** Start Dataset entries **

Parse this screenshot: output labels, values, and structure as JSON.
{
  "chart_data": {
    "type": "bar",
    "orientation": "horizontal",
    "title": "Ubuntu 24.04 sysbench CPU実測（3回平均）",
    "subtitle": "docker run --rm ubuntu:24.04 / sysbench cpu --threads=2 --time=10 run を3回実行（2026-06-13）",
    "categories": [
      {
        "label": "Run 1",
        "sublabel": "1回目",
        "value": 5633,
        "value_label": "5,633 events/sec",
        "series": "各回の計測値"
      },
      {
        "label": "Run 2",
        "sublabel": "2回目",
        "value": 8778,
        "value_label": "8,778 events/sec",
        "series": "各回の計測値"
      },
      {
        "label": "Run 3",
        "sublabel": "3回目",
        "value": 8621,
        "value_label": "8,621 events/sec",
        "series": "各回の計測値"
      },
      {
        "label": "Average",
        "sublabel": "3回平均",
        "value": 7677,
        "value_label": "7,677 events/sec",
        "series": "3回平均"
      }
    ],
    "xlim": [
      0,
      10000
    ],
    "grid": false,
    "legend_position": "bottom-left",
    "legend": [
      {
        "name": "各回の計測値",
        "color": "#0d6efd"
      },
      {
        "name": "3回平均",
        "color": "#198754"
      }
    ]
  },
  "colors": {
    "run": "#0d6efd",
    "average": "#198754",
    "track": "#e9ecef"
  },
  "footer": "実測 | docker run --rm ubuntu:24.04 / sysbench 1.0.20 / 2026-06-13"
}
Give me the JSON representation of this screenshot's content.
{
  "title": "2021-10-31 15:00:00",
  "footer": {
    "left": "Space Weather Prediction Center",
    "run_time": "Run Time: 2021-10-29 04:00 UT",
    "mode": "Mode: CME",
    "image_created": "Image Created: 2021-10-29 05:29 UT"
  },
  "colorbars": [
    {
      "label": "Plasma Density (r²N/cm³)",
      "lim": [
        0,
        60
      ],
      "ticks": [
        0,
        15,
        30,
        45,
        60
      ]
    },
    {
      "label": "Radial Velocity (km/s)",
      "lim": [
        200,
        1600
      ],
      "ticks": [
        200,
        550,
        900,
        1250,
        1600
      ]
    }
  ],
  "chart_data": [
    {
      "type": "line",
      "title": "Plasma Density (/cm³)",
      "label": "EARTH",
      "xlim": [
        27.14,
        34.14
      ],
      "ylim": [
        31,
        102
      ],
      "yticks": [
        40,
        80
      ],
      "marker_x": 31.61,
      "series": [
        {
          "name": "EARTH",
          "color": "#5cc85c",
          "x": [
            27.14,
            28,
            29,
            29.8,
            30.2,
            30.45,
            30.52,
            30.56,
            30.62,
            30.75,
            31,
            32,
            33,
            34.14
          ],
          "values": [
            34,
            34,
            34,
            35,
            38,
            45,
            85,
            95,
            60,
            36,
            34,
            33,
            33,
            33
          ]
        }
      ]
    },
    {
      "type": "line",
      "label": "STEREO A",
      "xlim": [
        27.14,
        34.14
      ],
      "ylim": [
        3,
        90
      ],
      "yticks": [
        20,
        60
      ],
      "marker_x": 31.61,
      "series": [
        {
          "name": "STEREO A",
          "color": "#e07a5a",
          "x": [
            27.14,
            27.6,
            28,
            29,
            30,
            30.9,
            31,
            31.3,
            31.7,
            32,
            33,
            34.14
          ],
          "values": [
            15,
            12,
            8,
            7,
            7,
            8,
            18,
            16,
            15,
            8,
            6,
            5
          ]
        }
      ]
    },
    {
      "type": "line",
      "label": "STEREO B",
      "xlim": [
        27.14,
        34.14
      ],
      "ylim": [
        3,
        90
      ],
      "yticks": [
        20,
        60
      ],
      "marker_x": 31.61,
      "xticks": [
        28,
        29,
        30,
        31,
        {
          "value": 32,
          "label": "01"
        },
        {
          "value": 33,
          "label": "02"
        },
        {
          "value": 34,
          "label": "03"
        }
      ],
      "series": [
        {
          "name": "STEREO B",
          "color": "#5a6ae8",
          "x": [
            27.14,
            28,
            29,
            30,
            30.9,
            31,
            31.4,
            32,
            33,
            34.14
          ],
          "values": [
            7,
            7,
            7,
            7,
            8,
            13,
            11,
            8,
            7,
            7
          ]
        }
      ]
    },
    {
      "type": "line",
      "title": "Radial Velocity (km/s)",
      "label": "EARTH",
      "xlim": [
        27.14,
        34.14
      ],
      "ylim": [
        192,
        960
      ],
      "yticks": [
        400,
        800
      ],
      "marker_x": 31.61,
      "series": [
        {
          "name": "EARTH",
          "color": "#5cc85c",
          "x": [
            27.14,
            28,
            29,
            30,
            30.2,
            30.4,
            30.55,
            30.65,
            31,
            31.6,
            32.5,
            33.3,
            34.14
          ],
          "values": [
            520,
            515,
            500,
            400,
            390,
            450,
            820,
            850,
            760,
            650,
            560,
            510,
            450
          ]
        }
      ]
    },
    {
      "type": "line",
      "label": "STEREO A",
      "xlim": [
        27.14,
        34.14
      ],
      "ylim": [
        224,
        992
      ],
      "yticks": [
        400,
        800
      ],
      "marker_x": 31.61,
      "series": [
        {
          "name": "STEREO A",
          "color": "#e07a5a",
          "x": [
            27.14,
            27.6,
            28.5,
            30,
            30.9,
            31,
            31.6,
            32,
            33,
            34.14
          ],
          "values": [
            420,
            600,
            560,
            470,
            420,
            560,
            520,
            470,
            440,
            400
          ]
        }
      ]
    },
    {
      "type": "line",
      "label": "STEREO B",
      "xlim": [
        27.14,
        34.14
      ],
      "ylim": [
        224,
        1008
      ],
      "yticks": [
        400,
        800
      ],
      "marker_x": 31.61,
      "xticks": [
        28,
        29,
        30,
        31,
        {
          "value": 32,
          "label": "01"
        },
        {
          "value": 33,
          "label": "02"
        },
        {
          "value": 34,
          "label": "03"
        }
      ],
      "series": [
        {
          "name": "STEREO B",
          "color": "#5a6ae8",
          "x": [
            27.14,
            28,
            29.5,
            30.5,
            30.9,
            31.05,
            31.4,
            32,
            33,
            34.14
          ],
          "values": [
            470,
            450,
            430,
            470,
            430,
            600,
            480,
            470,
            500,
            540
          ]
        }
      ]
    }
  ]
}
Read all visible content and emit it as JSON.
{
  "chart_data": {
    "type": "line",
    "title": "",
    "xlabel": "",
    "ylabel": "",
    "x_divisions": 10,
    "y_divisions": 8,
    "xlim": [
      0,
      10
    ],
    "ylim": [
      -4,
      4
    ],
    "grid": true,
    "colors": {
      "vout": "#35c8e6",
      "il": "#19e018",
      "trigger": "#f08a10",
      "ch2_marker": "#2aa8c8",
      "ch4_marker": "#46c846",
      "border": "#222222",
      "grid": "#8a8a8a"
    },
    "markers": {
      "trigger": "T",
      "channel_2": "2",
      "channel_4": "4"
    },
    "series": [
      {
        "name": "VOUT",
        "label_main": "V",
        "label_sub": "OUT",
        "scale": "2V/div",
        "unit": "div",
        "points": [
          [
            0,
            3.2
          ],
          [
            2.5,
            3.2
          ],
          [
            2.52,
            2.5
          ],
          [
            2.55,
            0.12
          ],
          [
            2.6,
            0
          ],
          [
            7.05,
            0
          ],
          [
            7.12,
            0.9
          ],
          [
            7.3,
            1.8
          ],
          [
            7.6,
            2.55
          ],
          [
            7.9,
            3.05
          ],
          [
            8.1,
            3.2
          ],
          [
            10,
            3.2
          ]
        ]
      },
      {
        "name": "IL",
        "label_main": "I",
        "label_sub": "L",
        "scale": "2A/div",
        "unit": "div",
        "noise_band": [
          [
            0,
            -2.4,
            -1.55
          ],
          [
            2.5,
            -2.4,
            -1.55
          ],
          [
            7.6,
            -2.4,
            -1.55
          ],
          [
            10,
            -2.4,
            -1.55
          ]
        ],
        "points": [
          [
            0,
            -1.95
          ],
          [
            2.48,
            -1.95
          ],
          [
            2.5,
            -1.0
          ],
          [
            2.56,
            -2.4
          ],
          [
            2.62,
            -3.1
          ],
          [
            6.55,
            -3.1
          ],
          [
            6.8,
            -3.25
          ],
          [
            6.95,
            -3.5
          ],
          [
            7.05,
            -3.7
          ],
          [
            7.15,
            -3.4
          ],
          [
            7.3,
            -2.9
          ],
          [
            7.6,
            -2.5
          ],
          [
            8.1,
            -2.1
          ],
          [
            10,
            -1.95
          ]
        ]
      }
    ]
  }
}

** End Dataset entries **

▶ [Task goal]:
Scan the entries above. Copy each line that has the string "Velocity".

▶ [Result below]:
      "label": "Radial Velocity (km/s)",
      "title": "Radial Velocity (km/s)",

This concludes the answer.